§ **Problem requirements**
Take all the material and copy it exactly.

Collection entries
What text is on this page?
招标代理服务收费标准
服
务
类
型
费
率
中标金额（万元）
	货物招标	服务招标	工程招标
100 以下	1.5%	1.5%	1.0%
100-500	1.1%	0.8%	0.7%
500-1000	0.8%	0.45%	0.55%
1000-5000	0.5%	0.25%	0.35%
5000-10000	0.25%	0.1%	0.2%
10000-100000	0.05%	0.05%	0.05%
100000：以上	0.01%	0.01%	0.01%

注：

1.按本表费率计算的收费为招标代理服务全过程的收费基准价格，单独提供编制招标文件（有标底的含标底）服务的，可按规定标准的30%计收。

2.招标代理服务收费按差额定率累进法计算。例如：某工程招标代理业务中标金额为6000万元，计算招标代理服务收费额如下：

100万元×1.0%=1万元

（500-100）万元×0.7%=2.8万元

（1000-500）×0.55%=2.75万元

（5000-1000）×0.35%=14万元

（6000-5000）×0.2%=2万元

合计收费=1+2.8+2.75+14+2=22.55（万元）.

§ **Expected answer**
What text is on this page?
招标代理服务收费标准
服
务
类
型
费
率
中标金额（万元）
	货物招标	服务招标	工程招标
100 以下	1.5%	1.5%	1.0%
100-500	1.1%	0.8%	0.7%
500-1000	0.8%	0.45%	0.55%
1000-5000	0.5%	0.25%	0.35%
5000-10000	0.25%	0.1%	0.2%
10000-100000	0.05%	0.05%	0.05%
100000：以上	0.01%	0.01%	0.01%

注：

1.按本表费率计算的收费为招标代理服务全过程的收费基准价格，单独提供编制招标文件（有标底的含标底）服务的，可按规定标准的30%计收。

2.招标代理服务收费按差额定率累进法计算。例如：某工程招标代理业务中标金额为6000万元，计算招标代理服务收费额如下：

100万元×1.0%=1万元

（500-100）万元×0.7%=2.8万元

（1000-500）×0.55%=2.75万元

（5000-1000）×0.35%=14万元

（6000-5000）×0.2%=2万元

合计收费=1+2.8+2.75+14+2=22.55（万元）.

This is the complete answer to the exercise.